TO DO: Copy everything from the start of the data down through the line containing "- cruise-line-name: Coastwise", with both ends included.

MATERIAL FOR THIS EXERCISE:
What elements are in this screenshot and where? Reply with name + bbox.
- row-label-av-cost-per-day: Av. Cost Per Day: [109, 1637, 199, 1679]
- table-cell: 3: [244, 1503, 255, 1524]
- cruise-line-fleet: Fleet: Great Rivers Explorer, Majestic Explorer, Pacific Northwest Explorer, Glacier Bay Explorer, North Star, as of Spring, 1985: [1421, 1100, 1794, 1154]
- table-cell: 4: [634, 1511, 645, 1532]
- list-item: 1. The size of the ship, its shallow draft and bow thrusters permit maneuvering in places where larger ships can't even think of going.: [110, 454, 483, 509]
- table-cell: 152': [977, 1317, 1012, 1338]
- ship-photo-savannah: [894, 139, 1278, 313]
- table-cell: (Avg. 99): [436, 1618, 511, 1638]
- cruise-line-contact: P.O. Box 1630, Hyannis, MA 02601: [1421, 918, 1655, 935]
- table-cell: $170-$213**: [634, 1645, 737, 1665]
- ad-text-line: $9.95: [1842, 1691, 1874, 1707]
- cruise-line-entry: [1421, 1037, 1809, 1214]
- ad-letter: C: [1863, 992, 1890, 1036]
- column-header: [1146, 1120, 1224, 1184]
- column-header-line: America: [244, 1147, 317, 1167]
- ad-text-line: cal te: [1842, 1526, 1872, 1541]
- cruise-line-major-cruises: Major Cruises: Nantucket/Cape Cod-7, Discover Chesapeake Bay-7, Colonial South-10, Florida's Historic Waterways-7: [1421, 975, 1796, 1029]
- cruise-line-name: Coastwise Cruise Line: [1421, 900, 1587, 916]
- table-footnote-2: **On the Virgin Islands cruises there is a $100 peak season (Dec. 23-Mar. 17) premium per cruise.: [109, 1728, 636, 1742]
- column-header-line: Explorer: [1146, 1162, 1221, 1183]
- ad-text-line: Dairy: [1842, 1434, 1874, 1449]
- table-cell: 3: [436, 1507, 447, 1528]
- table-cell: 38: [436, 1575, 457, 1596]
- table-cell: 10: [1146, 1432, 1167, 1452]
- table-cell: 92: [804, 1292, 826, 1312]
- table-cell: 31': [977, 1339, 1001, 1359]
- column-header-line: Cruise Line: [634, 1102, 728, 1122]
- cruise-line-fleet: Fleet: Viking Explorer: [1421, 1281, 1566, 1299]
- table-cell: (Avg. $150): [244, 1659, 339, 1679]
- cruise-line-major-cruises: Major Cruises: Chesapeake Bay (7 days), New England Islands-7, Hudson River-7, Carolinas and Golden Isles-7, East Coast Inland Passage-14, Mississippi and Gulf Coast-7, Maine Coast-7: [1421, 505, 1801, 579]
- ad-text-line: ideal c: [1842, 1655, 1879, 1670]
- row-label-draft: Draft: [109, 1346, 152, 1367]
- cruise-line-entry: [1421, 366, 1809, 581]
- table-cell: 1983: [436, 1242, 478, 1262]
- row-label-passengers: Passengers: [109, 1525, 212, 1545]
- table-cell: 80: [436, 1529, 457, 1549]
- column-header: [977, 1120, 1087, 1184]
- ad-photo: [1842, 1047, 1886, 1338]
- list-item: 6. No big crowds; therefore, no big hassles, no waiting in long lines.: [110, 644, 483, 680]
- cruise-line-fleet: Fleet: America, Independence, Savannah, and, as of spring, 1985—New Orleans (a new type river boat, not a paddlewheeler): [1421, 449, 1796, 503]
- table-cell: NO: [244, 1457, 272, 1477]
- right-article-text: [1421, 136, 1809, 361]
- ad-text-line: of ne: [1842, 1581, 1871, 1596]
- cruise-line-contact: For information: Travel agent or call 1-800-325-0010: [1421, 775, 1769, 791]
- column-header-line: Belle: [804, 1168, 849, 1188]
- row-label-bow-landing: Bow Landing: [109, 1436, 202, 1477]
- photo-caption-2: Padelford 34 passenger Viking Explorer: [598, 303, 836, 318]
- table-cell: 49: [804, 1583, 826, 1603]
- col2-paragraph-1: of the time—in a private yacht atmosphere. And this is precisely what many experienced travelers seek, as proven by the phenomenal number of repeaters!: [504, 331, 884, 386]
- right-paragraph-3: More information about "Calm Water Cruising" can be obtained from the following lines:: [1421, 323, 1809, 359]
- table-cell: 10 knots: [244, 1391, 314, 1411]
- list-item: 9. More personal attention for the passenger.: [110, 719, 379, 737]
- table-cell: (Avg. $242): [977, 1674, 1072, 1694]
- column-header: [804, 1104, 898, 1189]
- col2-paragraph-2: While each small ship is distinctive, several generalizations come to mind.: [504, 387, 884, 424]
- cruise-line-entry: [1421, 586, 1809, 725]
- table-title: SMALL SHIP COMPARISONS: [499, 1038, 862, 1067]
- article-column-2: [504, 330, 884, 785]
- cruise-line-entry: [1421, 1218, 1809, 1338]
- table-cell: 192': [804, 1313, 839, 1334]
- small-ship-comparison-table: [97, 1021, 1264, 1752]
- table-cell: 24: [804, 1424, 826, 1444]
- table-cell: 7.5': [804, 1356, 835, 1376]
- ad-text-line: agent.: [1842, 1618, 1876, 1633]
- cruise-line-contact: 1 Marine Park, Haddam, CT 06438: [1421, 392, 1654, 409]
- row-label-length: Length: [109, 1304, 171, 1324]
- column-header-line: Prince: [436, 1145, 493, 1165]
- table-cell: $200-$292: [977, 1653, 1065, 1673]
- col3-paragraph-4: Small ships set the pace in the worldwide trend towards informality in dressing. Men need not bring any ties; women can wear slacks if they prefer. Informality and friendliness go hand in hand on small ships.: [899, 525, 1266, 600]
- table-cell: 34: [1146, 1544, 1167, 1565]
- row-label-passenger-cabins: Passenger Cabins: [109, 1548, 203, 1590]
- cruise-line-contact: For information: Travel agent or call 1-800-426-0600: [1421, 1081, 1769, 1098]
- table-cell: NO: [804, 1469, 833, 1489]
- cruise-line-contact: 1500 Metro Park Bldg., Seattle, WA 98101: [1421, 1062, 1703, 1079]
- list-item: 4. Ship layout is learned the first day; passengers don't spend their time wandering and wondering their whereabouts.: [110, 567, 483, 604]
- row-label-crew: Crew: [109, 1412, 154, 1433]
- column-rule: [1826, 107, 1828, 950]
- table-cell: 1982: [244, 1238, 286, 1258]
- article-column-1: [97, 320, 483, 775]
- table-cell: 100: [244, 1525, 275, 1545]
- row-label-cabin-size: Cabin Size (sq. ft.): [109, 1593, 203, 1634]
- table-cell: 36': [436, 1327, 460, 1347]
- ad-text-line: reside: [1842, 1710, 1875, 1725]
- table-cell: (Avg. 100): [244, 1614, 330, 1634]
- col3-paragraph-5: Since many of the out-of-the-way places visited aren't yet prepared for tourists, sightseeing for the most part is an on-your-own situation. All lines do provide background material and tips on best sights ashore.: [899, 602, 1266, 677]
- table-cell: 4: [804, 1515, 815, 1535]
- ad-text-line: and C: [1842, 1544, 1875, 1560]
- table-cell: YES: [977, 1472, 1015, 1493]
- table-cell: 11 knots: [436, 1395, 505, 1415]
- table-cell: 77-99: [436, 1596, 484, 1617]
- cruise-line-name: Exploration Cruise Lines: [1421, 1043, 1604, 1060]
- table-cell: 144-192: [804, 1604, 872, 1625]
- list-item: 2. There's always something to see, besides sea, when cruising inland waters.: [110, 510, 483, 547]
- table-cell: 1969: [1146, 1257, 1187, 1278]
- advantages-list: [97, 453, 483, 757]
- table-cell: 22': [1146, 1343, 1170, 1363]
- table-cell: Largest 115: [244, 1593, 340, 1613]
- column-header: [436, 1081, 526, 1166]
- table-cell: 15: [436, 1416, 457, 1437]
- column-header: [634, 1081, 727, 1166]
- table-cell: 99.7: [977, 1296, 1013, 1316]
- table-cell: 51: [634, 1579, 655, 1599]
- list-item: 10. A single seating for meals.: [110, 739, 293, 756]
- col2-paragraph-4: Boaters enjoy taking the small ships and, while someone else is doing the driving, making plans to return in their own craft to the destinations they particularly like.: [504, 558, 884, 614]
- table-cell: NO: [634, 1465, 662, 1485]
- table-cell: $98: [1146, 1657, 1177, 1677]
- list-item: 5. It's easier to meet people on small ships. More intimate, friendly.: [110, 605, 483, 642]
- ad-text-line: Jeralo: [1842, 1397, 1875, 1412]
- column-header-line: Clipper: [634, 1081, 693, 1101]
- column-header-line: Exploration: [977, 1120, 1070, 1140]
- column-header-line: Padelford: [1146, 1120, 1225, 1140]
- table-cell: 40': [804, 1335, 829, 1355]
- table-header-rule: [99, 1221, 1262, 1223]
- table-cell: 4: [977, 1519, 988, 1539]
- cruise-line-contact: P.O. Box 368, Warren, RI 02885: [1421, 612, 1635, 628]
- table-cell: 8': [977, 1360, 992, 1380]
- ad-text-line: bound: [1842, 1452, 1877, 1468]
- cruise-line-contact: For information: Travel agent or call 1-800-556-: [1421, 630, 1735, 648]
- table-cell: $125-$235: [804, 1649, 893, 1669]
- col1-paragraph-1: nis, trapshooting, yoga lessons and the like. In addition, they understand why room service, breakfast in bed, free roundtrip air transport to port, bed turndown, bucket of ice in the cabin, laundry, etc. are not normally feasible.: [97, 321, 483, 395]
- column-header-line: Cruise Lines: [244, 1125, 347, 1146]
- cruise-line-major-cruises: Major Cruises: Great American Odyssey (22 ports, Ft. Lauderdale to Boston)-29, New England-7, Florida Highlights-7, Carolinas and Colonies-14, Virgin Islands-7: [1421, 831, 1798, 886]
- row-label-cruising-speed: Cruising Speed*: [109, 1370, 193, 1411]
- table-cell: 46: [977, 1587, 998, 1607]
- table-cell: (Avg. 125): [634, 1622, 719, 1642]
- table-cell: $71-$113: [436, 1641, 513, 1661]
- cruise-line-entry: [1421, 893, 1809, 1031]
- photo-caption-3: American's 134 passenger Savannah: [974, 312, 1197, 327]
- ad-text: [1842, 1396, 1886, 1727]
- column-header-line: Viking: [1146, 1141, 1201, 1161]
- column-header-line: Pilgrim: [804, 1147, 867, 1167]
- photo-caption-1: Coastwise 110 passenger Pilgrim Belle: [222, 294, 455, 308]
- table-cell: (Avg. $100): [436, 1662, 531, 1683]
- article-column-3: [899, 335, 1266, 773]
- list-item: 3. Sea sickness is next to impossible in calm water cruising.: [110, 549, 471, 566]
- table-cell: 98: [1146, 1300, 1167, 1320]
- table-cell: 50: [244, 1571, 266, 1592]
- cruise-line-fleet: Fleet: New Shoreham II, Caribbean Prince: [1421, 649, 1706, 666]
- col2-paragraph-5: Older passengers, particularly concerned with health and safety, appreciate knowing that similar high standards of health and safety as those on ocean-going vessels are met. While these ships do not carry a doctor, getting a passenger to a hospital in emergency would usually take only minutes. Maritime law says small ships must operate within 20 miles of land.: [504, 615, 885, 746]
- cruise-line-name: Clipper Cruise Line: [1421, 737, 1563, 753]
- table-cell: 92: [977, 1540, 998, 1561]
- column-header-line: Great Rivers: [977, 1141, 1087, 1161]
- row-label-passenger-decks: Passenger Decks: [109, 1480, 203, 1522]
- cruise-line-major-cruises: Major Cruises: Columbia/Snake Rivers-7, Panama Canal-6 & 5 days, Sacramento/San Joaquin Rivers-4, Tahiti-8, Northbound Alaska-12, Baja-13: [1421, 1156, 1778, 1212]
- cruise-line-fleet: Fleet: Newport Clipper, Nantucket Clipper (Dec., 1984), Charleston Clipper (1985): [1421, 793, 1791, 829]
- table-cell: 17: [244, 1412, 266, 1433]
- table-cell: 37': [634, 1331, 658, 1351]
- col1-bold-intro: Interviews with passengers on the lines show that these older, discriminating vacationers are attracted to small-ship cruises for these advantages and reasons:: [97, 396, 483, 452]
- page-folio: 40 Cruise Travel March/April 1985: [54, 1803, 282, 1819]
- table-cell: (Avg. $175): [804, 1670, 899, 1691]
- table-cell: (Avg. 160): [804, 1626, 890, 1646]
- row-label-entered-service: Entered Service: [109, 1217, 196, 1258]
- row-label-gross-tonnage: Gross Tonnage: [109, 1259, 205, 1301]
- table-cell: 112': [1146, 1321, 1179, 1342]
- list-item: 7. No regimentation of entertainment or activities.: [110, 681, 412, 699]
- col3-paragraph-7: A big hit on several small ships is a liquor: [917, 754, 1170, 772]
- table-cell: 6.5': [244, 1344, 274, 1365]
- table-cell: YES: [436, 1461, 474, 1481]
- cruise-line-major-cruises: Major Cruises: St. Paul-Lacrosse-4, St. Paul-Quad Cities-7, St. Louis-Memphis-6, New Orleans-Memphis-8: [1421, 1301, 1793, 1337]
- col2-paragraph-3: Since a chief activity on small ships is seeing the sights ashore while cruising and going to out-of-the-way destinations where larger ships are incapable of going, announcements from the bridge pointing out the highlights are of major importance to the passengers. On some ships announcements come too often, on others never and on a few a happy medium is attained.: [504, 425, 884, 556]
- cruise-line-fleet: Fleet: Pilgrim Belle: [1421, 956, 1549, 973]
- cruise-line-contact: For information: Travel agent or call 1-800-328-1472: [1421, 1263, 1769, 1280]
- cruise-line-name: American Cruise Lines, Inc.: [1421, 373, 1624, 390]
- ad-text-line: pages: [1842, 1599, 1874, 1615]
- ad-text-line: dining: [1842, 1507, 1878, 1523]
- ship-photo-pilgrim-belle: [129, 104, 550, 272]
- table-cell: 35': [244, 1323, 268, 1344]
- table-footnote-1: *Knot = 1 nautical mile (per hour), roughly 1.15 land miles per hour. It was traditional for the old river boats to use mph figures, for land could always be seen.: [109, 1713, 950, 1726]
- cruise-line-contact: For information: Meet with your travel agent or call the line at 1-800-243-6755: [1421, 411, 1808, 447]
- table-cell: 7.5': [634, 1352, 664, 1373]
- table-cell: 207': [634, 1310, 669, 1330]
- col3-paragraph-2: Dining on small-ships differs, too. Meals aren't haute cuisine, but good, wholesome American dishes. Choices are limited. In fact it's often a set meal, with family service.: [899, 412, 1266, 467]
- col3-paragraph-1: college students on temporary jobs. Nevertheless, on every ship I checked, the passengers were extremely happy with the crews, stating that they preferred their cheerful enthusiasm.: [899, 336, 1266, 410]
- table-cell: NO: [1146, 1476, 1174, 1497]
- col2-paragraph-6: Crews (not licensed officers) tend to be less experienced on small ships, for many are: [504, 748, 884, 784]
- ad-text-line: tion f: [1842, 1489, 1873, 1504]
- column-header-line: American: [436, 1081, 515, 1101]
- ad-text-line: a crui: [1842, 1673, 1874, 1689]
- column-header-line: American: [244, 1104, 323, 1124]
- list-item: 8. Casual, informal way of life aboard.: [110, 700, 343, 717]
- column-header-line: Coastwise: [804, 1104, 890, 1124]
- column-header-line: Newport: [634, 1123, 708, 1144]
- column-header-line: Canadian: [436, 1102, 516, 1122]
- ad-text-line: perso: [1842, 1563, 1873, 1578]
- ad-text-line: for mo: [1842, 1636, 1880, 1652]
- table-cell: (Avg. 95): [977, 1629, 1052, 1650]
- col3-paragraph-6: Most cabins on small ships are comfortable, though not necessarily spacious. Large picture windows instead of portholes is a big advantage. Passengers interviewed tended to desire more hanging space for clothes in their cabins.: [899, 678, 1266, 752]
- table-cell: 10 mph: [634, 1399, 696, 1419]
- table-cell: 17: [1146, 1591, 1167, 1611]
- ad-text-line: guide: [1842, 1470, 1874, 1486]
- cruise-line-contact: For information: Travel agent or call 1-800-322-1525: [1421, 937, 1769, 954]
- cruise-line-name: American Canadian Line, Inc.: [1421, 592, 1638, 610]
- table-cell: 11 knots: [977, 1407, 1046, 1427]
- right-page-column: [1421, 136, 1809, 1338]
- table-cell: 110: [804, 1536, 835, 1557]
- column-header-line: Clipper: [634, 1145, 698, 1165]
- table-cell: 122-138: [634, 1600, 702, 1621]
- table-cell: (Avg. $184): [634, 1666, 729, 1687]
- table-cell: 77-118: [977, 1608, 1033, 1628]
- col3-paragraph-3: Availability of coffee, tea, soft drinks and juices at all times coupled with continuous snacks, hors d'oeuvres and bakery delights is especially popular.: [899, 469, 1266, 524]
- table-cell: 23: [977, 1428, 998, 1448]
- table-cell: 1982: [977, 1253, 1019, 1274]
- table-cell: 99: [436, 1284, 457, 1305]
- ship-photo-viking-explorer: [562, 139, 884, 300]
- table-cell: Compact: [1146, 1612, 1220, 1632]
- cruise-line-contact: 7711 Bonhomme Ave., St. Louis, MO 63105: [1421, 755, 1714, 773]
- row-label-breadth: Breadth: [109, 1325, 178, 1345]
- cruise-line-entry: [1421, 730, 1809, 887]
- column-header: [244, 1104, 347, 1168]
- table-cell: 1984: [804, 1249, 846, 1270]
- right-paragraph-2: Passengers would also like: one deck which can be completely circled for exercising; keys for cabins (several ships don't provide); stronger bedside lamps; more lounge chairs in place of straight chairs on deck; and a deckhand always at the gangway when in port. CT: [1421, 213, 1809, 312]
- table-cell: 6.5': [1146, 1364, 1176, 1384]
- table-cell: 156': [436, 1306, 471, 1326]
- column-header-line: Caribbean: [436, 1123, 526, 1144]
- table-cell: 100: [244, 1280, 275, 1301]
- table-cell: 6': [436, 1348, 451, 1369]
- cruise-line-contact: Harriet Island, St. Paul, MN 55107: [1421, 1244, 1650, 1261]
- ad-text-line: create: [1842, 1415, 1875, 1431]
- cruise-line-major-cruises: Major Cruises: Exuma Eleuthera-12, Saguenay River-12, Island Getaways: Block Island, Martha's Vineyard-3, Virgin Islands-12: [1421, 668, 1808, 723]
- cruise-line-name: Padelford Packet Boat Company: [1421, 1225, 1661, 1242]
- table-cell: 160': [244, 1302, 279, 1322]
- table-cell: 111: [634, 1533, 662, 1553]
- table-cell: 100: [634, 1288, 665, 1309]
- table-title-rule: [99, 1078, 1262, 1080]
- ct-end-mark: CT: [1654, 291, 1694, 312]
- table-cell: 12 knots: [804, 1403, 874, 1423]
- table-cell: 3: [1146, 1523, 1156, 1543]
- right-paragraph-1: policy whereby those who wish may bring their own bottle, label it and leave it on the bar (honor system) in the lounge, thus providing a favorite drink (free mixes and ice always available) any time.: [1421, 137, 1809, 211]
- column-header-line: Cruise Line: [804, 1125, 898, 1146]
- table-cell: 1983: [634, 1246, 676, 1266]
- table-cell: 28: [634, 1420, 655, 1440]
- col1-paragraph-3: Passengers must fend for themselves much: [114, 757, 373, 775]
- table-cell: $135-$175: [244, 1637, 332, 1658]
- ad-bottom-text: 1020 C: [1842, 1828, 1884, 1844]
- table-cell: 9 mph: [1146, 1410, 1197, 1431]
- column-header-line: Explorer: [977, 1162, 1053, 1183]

SOLUTION:
What elements are in this screenshot and where? Reply with name + bbox.
- row-label-av-cost-per-day: Av. Cost Per Day: [109, 1637, 199, 1679]
- table-cell: 3: [244, 1503, 255, 1524]
- cruise-line-fleet: Fleet: Great Rivers Explorer, Majestic Explorer, Pacific Northwest Explorer, Glacier Bay Explorer, North Star, as of Spring, 1985: [1421, 1100, 1794, 1154]
- table-cell: 4: [634, 1511, 645, 1532]
- list-item: 1. The size of the ship, its shallow draft and bow thrusters permit maneuvering in places where larger ships can't even think of going.: [110, 454, 483, 509]
- table-cell: 152': [977, 1317, 1012, 1338]
- ship-photo-savannah: [894, 139, 1278, 313]
- table-cell: (Avg. 99): [436, 1618, 511, 1638]
- cruise-line-contact: P.O. Box 1630, Hyannis, MA 02601: [1421, 918, 1655, 935]
- table-cell: $170-$213**: [634, 1645, 737, 1665]
- ad-text-line: $9.95: [1842, 1691, 1874, 1707]
- cruise-line-entry: [1421, 1037, 1809, 1214]
- ad-letter: C: [1863, 992, 1890, 1036]
- column-header: [1146, 1120, 1224, 1184]
- column-header-line: America: [244, 1147, 317, 1167]
- ad-text-line: cal te: [1842, 1526, 1872, 1541]
- cruise-line-major-cruises: Major Cruises: Nantucket/Cape Cod-7, Discover Chesapeake Bay-7, Colonial South-10, Florida's Historic Waterways-7: [1421, 975, 1796, 1029]
- cruise-line-name: Coastwise Cruise Line: [1421, 900, 1587, 916]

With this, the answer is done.